Output the records. Match them exactly.

━━ Records provided

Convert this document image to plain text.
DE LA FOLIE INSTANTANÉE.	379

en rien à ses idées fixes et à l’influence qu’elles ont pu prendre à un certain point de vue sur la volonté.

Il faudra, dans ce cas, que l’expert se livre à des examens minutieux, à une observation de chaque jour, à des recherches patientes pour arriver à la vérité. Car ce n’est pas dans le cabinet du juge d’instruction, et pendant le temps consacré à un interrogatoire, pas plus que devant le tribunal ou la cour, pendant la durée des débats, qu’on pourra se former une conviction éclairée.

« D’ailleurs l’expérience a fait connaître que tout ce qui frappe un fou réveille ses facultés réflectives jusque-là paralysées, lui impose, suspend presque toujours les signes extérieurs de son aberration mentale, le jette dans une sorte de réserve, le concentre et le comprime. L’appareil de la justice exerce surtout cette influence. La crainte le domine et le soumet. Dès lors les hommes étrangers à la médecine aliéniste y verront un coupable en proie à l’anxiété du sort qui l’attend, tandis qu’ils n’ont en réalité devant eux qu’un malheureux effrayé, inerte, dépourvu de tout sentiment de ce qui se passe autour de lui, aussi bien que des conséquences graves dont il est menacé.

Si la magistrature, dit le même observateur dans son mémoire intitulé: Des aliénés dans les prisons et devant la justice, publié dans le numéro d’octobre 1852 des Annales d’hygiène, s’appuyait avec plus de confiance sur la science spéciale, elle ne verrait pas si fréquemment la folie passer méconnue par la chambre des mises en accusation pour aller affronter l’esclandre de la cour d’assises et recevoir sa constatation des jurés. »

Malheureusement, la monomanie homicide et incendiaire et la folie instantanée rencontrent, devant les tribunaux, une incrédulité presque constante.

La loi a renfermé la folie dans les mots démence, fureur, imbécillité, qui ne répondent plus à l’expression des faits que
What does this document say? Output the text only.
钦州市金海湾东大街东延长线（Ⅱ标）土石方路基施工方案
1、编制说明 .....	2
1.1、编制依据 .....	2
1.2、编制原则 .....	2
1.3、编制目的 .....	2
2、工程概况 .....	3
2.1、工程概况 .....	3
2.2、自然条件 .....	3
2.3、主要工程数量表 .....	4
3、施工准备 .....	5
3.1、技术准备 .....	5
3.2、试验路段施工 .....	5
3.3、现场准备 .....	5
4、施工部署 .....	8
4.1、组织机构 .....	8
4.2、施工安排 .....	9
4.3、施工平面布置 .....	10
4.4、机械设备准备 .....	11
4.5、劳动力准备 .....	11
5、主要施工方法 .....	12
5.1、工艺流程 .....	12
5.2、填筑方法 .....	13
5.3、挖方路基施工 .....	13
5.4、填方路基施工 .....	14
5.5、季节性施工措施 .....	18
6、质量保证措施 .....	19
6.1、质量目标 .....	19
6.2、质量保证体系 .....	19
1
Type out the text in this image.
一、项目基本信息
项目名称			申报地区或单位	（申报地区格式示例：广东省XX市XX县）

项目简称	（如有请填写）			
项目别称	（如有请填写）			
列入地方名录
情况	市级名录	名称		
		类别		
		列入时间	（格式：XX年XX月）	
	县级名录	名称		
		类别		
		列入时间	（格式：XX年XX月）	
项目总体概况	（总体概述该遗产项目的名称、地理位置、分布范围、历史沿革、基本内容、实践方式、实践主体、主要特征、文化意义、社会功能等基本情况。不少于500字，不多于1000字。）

━━━━

● **Solution for this task**:
Convert this document image to plain text.
DE LA FOLIE INSTANTANÉE.	379

en rien à ses idées fixes et à l’influence qu’elles ont pu prendre à un certain point de vue sur la volonté.

Il faudra, dans ce cas, que l’expert se livre à des examens minutieux, à une observation de chaque jour, à des recherches patientes pour arriver à la vérité. Car ce n’est pas dans le cabinet du juge d’instruction, et pendant le temps consacré à un interrogatoire, pas plus que devant le tribunal ou la cour, pendant la durée des débats, qu’on pourra se former une conviction éclairée.

« D’ailleurs l’expérience a fait connaître que tout ce qui frappe un fou réveille ses facultés réflectives jusque-là paralysées, lui impose, suspend presque toujours les signes extérieurs de son aberration mentale, le jette dans une sorte de réserve, le concentre et le comprime. L’appareil de la justice exerce surtout cette influence. La crainte le domine et le soumet. Dès lors les hommes étrangers à la médecine aliéniste y verront un coupable en proie à l’anxiété du sort qui l’attend, tandis qu’ils n’ont en réalité devant eux qu’un malheureux effrayé, inerte, dépourvu de tout sentiment de ce qui se passe autour de lui, aussi bien que des conséquences graves dont il est menacé.

Si la magistrature, dit le même observateur dans son mémoire intitulé: Des aliénés dans les prisons et devant la justice, publié dans le numéro d’octobre 1852 des Annales d’hygiène, s’appuyait avec plus de confiance sur la science spéciale, elle ne verrait pas si fréquemment la folie passer méconnue par la chambre des mises en accusation pour aller affronter l’esclandre de la cour d’assises et recevoir sa constatation des jurés. »

Malheureusement, la monomanie homicide et incendiaire et la folie instantanée rencontrent, devant les tribunaux, une incrédulité presque constante.

La loi a renfermé la folie dans les mots démence, fureur, imbécillité, qui ne répondent plus à l’expression des faits que
What does this document say? Output the text only.
钦州市金海湾东大街东延长线（Ⅱ标）土石方路基施工方案
1、编制说明 .....	2
1.1、编制依据 .....	2
1.2、编制原则 .....	2
1.3、编制目的 .....	2
2、工程概况 .....	3
2.1、工程概况 .....	3
2.2、自然条件 .....	3
2.3、主要工程数量表 .....	4
3、施工准备 .....	5
3.1、技术准备 .....	5
3.2、试验路段施工 .....	5
3.3、现场准备 .....	5
4、施工部署 .....	8
4.1、组织机构 .....	8
4.2、施工安排 .....	9
4.3、施工平面布置 .....	10
4.4、机械设备准备 .....	11
4.5、劳动力准备 .....	11
5、主要施工方法 .....	12
5.1、工艺流程 .....	12
5.2、填筑方法 .....	13
5.3、挖方路基施工 .....	13
5.4、填方路基施工 .....	14
5.5、季节性施工措施 .....	18
6、质量保证措施 .....	19
6.1、质量目标 .....	19
6.2、质量保证体系 .....	19
1
Type out the text in this image.
一、项目基本信息
项目名称			申报地区或单位	（申报地区格式示例：广东省XX市XX县）

项目简称	（如有请填写）			
项目别称	（如有请填写）			
列入地方名录
情况	市级名录	名称		
		类别		
		列入时间	（格式：XX年XX月）	
	县级名录	名称		
		类别		
		列入时间	（格式：XX年XX月）	
项目总体概况	（总体概述该遗产项目的名称、地理位置、分布范围、历史沿革、基本内容、实践方式、实践主体、主要特征、文化意义、社会功能等基本情况。不少于500字，不多于1000字。）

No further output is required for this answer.